### TO BE DONE
Return every line below in which "color" appears.

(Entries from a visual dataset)
• • •

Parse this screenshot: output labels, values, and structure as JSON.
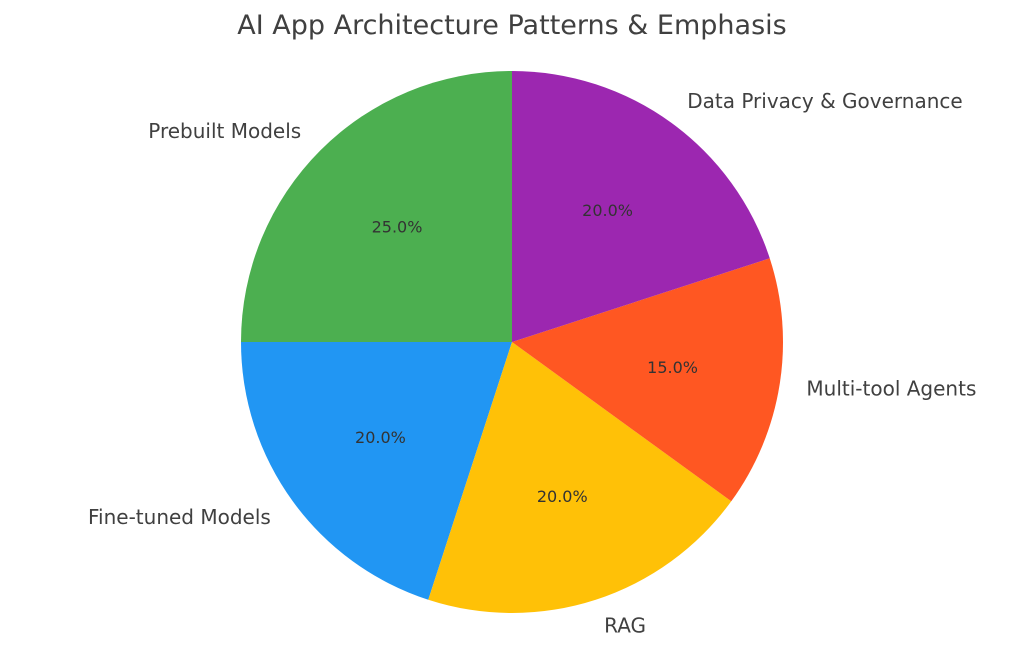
{
  "chart_data": {
    "type": "pie",
    "title": "AI App Architecture Patterns & Emphasis",
    "start_angle_deg": 90,
    "direction": "counterclockwise",
    "autopct_format": "{v}%",
    "slices": [
      {
        "label": "Prebuilt Models",
        "value": 25.0,
        "pct_label": "25.0%",
        "color": "#4CAF50"
      },
      {
        "label": "Fine-tuned Models",
        "value": 20.0,
        "pct_label": "20.0%",
        "color": "#2196F3"
      },
      {
        "label": "RAG",
        "value": 20.0,
        "pct_label": "20.0%",
        "color": "#FFC107"
      },
      {
        "label": "Multi-tool Agents",
        "value": 15.0,
        "pct_label": "15.0%",
        "color": "#FF5722"
      },
      {
        "label": "Data Privacy & Governance",
        "value": 20.0,
        "pct_label": "20.0%",
        "color": "#9C27B0"
      }
    ]
  }
}
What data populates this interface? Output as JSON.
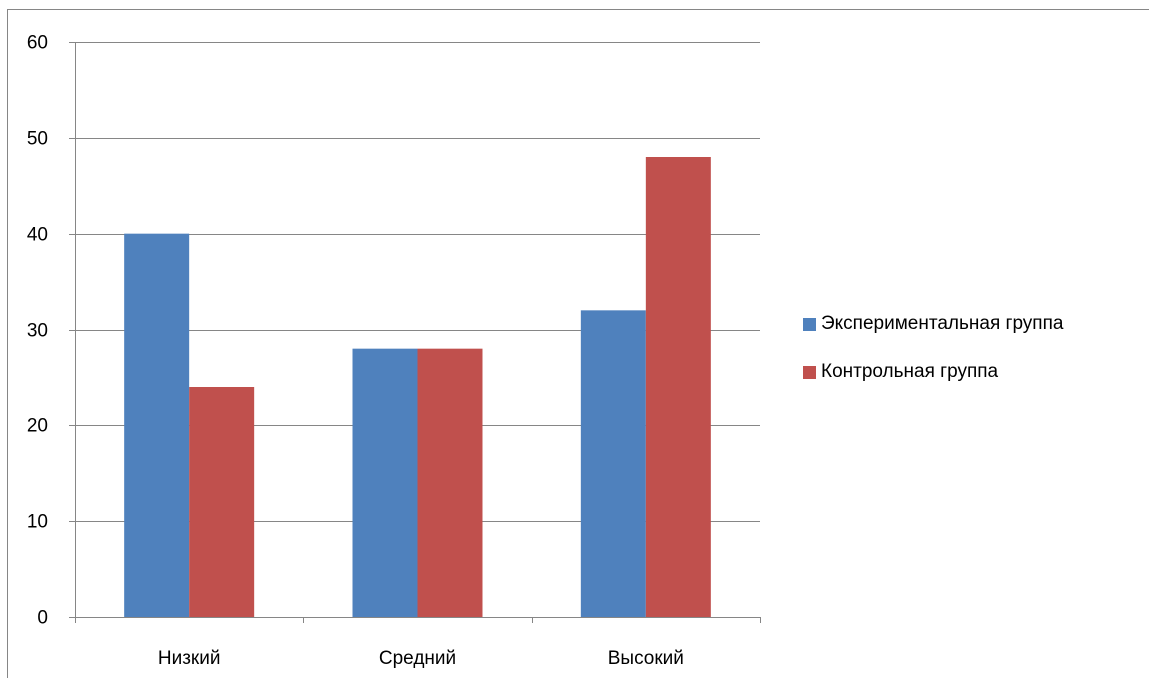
{
  "chart_data": {
    "type": "bar",
    "categories": [
      "Низкий",
      "Средний",
      "Высокий"
    ],
    "series": [
      {
        "name": "Экспериментальная группа",
        "values": [
          40,
          28,
          32
        ],
        "color": "#4F81BD"
      },
      {
        "name": "Контрольная группа",
        "values": [
          24,
          28,
          48
        ],
        "color": "#C0504D"
      }
    ],
    "title": "",
    "xlabel": "",
    "ylabel": "",
    "ylim": [
      0,
      60
    ],
    "yticks": [
      "0",
      "10",
      "20",
      "30",
      "40",
      "50",
      "60"
    ],
    "grid": true,
    "legend_position": "right"
  }
}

• • •

### COMPLETE RESPONSE
        "color": "#4CAF50"
        "color": "#2196F3"
        "color": "#FFC107"
        "color": "#FF5722"
        "color": "#9C27B0"
        "color": "#4F81BD"
        "color": "#C0504D"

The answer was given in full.